Repeat each line exactly as it is written.

> _Dataset_:
+ + +
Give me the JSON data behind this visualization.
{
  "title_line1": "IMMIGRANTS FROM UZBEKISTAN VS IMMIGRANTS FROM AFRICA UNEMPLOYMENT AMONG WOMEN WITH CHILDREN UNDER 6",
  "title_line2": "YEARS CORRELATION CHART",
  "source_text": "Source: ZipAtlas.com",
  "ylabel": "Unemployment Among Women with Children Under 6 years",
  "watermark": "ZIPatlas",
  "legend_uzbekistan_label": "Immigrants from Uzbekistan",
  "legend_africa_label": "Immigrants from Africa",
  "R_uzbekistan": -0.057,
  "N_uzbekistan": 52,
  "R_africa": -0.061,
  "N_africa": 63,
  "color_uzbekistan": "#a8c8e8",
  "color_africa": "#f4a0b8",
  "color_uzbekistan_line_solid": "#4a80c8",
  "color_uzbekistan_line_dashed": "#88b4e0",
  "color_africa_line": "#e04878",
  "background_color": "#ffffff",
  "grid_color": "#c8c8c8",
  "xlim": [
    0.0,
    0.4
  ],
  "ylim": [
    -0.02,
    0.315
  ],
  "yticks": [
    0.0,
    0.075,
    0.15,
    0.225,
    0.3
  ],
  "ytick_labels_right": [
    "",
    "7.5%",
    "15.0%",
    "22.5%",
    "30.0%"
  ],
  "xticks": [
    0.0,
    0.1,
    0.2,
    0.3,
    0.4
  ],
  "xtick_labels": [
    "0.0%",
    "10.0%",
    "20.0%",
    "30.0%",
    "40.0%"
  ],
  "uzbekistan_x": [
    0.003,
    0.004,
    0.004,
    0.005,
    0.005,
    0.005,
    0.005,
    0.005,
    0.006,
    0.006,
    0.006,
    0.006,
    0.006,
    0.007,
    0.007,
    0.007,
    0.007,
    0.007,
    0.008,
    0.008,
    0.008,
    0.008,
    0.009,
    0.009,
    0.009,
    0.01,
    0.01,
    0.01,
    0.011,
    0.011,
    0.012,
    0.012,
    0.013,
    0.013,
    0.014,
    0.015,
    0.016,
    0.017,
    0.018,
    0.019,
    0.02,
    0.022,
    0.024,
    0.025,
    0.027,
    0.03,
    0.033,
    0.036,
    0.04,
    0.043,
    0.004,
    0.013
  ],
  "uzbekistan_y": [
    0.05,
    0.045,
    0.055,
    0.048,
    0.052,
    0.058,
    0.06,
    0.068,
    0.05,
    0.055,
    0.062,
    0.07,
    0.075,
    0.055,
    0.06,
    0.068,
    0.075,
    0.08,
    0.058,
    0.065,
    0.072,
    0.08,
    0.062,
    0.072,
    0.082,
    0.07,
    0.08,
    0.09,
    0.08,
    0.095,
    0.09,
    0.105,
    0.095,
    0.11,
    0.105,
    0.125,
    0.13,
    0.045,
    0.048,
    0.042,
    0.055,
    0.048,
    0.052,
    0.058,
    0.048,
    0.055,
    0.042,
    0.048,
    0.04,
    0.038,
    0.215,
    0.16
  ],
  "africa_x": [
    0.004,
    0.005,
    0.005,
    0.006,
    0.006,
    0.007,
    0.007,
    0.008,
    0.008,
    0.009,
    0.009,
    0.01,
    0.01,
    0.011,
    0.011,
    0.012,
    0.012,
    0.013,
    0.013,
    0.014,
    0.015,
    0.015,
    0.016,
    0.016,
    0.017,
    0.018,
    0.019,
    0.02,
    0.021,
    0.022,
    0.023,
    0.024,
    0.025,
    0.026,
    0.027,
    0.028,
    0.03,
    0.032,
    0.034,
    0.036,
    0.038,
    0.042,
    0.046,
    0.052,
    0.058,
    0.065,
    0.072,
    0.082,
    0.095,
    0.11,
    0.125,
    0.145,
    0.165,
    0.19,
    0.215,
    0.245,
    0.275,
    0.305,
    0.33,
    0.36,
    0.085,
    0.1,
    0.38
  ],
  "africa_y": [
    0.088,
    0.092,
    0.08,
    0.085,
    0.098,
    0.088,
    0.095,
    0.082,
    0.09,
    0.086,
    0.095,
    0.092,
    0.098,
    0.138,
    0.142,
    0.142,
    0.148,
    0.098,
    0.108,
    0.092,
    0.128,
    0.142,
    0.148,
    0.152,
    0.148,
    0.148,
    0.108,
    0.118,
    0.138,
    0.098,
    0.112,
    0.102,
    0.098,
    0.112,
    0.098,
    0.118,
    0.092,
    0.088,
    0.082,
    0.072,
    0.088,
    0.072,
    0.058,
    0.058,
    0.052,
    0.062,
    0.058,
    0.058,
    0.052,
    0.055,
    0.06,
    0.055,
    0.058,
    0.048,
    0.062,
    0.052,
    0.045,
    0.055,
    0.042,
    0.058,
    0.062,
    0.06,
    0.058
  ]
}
+ + +
> _Final result_:
Give me the JSON data behind this visualization.
{
  "title_line1": "IMMIGRANTS FROM UZBEKISTAN VS IMMIGRANTS FROM AFRICA UNEMPLOYMENT AMONG WOMEN WITH CHILDREN UNDER 6",
  "title_line2": "YEARS CORRELATION CHART",
  "source_text": "Source: ZipAtlas.com",
  "ylabel": "Unemployment Among Women with Children Under 6 years",
  "watermark": "ZIPatlas",
  "legend_uzbekistan_label": "Immigrants from Uzbekistan",
  "legend_africa_label": "Immigrants from Africa",
  "R_uzbekistan": -0.057,
  "N_uzbekistan": 52,
  "R_africa": -0.061,
  "N_africa": 63,
  "color_uzbekistan": "#a8c8e8",
  "color_africa": "#f4a0b8",
  "color_uzbekistan_line_solid": "#4a80c8",
  "color_uzbekistan_line_dashed": "#88b4e0",
  "color_africa_line": "#e04878",
  "background_color": "#ffffff",
  "grid_color": "#c8c8c8",
  "xlim": [
    0.0,
    0.4
  ],
  "ylim": [
    -0.02,
    0.315
  ],
  "yticks": [
    0.0,
    0.075,
    0.15,
    0.225,
    0.3
  ],
  "ytick_labels_right": [
    "",
    "7.5%",
    "15.0%",
    "22.5%",
    "30.0%"
  ],
  "xticks": [
    0.0,
    0.1,
    0.2,
    0.3,
    0.4
  ],
  "xtick_labels": [
    "0.0%",
    "10.0%",
    "20.0%",
    "30.0%",
    "40.0%"
  ],
  "uzbekistan_x": [
    0.003,
    0.004,
    0.004,
    0.005,
    0.005,
    0.005,
    0.005,
    0.005,
    0.006,
    0.006,
    0.006,
    0.006,
    0.006,
    0.007,
    0.007,
    0.007,
    0.007,
    0.007,
    0.008,
    0.008,
    0.008,
    0.008,
    0.009,
    0.009,
    0.009,
    0.01,
    0.01,
    0.01,
    0.011,
    0.011,
    0.012,
    0.012,
    0.013,
    0.013,
    0.014,
    0.015,
    0.016,
    0.017,
    0.018,
    0.019,
    0.02,
    0.022,
    0.024,
    0.025,
    0.027,
    0.03,
    0.033,
    0.036,
    0.04,
    0.043,
    0.004,
    0.013
  ],
  "uzbekistan_y": [
    0.05,
    0.045,
    0.055,
    0.048,
    0.052,
    0.058,
    0.06,
    0.068,
    0.05,
    0.055,
    0.062,
    0.07,
    0.075,
    0.055,
    0.06,
    0.068,
    0.075,
    0.08,
    0.058,
    0.065,
    0.072,
    0.08,
    0.062,
    0.072,
    0.082,
    0.07,
    0.08,
    0.09,
    0.08,
    0.095,
    0.09,
    0.105,
    0.095,
    0.11,
    0.105,
    0.125,
    0.13,
    0.045,
    0.048,
    0.042,
    0.055,
    0.048,
    0.052,
    0.058,
    0.048,
    0.055,
    0.042,
    0.048,
    0.04,
    0.038,
    0.215,
    0.16
  ],
  "africa_x": [
    0.004,
    0.005,
    0.005,
    0.006,
    0.006,
    0.007,
    0.007,
    0.008,
    0.008,
    0.009,
    0.009,
    0.01,
    0.01,
    0.011,
    0.011,
    0.012,
    0.012,
    0.013,
    0.013,
    0.014,
    0.015,
    0.015,
    0.016,
    0.016,
    0.017,
    0.018,
    0.019,
    0.02,
    0.021,
    0.022,
    0.023,
    0.024,
    0.025,
    0.026,
    0.027,
    0.028,
    0.03,
    0.032,
    0.034,
    0.036,
    0.038,
    0.042,
    0.046,
    0.052,
    0.058,
    0.065,
    0.072,
    0.082,
    0.095,
    0.11,
    0.125,
    0.145,
    0.165,
    0.19,
    0.215,
    0.245,
    0.275,
    0.305,
    0.33,
    0.36,
    0.085,
    0.1,
    0.38
  ],
  "africa_y": [
    0.088,
    0.092,
    0.08,
    0.085,
    0.098,
    0.088,
    0.095,
    0.082,
    0.09,
    0.086,
    0.095,
    0.092,
    0.098,
    0.138,
    0.142,
    0.142,
    0.148,
    0.098,
    0.108,
    0.092,
    0.128,
    0.142,
    0.148,
    0.152,
    0.148,
    0.148,
    0.108,
    0.118,
    0.138,
    0.098,
    0.112,
    0.102,
    0.098,
    0.112,
    0.098,
    0.118,
    0.092,
    0.088,
    0.082,
    0.072,
    0.088,
    0.072,
    0.058,
    0.058,
    0.052,
    0.062,
    0.058,
    0.058,
    0.052,
    0.055,
    0.06,
    0.055,
    0.058,
    0.048,
    0.062,
    0.052,
    0.045,
    0.055,
    0.042,
    0.058,
    0.062,
    0.06,
    0.058
  ]
}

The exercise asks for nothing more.